====== Data rows ======

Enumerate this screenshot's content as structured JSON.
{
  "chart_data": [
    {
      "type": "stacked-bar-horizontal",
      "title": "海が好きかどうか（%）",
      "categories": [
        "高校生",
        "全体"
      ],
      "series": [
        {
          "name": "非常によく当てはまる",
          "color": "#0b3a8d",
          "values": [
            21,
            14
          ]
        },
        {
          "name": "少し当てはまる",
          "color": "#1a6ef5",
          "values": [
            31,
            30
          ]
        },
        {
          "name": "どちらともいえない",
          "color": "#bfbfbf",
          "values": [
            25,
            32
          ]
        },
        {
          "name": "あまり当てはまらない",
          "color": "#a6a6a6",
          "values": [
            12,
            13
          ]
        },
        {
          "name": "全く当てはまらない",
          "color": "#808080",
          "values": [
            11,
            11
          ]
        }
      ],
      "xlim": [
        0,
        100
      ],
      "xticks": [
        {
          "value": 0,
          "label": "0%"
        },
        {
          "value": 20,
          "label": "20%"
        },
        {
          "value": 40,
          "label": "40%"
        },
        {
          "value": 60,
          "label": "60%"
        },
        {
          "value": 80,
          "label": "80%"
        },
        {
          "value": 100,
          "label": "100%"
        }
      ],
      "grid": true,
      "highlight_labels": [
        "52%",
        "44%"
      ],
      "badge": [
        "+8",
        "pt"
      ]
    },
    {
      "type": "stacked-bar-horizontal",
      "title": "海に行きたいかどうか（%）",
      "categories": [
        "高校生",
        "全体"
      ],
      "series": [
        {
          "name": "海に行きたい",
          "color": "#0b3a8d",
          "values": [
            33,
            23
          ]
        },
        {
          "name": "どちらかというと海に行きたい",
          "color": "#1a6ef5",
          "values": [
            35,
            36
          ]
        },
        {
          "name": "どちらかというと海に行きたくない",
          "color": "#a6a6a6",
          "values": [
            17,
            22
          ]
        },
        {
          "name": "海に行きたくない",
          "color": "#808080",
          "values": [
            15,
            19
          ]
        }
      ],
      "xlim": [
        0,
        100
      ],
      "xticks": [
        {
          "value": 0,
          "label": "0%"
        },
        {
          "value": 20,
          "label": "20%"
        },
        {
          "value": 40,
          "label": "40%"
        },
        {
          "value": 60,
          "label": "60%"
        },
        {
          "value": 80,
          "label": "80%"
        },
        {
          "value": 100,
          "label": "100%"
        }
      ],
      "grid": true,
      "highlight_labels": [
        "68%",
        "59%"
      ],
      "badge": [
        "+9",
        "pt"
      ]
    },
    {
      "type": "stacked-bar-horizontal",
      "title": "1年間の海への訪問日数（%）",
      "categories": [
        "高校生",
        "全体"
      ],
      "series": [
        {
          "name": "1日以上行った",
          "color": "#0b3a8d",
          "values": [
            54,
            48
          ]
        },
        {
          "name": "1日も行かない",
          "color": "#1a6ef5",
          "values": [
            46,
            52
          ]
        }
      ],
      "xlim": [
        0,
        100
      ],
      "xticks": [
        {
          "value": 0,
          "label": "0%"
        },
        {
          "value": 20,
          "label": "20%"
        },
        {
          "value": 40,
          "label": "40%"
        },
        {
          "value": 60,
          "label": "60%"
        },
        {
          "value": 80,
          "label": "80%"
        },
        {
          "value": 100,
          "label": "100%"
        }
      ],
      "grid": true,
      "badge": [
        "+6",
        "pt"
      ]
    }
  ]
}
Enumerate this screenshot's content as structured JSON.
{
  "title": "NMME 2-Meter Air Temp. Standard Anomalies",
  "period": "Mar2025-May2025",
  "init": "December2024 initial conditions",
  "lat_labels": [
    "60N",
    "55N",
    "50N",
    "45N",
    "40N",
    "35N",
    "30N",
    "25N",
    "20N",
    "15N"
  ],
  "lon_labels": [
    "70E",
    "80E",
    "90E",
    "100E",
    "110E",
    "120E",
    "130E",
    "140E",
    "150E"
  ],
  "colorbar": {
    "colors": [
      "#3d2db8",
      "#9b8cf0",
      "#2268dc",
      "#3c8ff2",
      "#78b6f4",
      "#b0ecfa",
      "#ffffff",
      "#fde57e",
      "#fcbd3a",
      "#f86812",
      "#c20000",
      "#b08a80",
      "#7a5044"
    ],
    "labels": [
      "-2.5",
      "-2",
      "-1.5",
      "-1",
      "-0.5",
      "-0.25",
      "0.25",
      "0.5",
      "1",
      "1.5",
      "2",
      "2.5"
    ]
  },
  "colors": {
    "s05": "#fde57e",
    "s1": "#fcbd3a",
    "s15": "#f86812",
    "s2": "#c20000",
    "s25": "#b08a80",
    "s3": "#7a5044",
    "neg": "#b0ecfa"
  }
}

======

**Directions**
Write out every record, exactly as written.

**Solution**
Enumerate this screenshot's content as structured JSON.
{
  "chart_data": [
    {
      "type": "stacked-bar-horizontal",
      "title": "海が好きかどうか（%）",
      "categories": [
        "高校生",
        "全体"
      ],
      "series": [
        {
          "name": "非常によく当てはまる",
          "color": "#0b3a8d",
          "values": [
            21,
            14
          ]
        },
        {
          "name": "少し当てはまる",
          "color": "#1a6ef5",
          "values": [
            31,
            30
          ]
        },
        {
          "name": "どちらともいえない",
          "color": "#bfbfbf",
          "values": [
            25,
            32
          ]
        },
        {
          "name": "あまり当てはまらない",
          "color": "#a6a6a6",
          "values": [
            12,
            13
          ]
        },
        {
          "name": "全く当てはまらない",
          "color": "#808080",
          "values": [
            11,
            11
          ]
        }
      ],
      "xlim": [
        0,
        100
      ],
      "xticks": [
        {
          "value": 0,
          "label": "0%"
        },
        {
          "value": 20,
          "label": "20%"
        },
        {
          "value": 40,
          "label": "40%"
        },
        {
          "value": 60,
          "label": "60%"
        },
        {
          "value": 80,
          "label": "80%"
        },
        {
          "value": 100,
          "label": "100%"
        }
      ],
      "grid": true,
      "highlight_labels": [
        "52%",
        "44%"
      ],
      "badge": [
        "+8",
        "pt"
      ]
    },
    {
      "type": "stacked-bar-horizontal",
      "title": "海に行きたいかどうか（%）",
      "categories": [
        "高校生",
        "全体"
      ],
      "series": [
        {
          "name": "海に行きたい",
          "color": "#0b3a8d",
          "values": [
            33,
            23
          ]
        },
        {
          "name": "どちらかというと海に行きたい",
          "color": "#1a6ef5",
          "values": [
            35,
            36
          ]
        },
        {
          "name": "どちらかというと海に行きたくない",
          "color": "#a6a6a6",
          "values": [
            17,
            22
          ]
        },
        {
          "name": "海に行きたくない",
          "color": "#808080",
          "values": [
            15,
            19
          ]
        }
      ],
      "xlim": [
        0,
        100
      ],
      "xticks": [
        {
          "value": 0,
          "label": "0%"
        },
        {
          "value": 20,
          "label": "20%"
        },
        {
          "value": 40,
          "label": "40%"
        },
        {
          "value": 60,
          "label": "60%"
        },
        {
          "value": 80,
          "label": "80%"
        },
        {
          "value": 100,
          "label": "100%"
        }
      ],
      "grid": true,
      "highlight_labels": [
        "68%",
        "59%"
      ],
      "badge": [
        "+9",
        "pt"
      ]
    },
    {
      "type": "stacked-bar-horizontal",
      "title": "1年間の海への訪問日数（%）",
      "categories": [
        "高校生",
        "全体"
      ],
      "series": [
        {
          "name": "1日以上行った",
          "color": "#0b3a8d",
          "values": [
            54,
            48
          ]
        },
        {
          "name": "1日も行かない",
          "color": "#1a6ef5",
          "values": [
            46,
            52
          ]
        }
      ],
      "xlim": [
        0,
        100
      ],
      "xticks": [
        {
          "value": 0,
          "label": "0%"
        },
        {
          "value": 20,
          "label": "20%"
        },
        {
          "value": 40,
          "label": "40%"
        },
        {
          "value": 60,
          "label": "60%"
        },
        {
          "value": 80,
          "label": "80%"
        },
        {
          "value": 100,
          "label": "100%"
        }
      ],
      "grid": true,
      "badge": [
        "+6",
        "pt"
      ]
    }
  ]
}
Enumerate this screenshot's content as structured JSON.
{
  "title": "NMME 2-Meter Air Temp. Standard Anomalies",
  "period": "Mar2025-May2025",
  "init": "December2024 initial conditions",
  "lat_labels": [
    "60N",
    "55N",
    "50N",
    "45N",
    "40N",
    "35N",
    "30N",
    "25N",
    "20N",
    "15N"
  ],
  "lon_labels": [
    "70E",
    "80E",
    "90E",
    "100E",
    "110E",
    "120E",
    "130E",
    "140E",
    "150E"
  ],
  "colorbar": {
    "colors": [
      "#3d2db8",
      "#9b8cf0",
      "#2268dc",
      "#3c8ff2",
      "#78b6f4",
      "#b0ecfa",
      "#ffffff",
      "#fde57e",
      "#fcbd3a",
      "#f86812",
      "#c20000",
      "#b08a80",
      "#7a5044"
    ],
    "labels": [
      "-2.5",
      "-2",
      "-1.5",
      "-1",
      "-0.5",
      "-0.25",
      "0.25",
      "0.5",
      "1",
      "1.5",
      "2",
      "2.5"
    ]
  },
  "colors": {
    "s05": "#fde57e",
    "s1": "#fcbd3a",
    "s15": "#f86812",
    "s2": "#c20000",
    "s25": "#b08a80",
    "s3": "#7a5044",
    "neg": "#b0ecfa"
  }
}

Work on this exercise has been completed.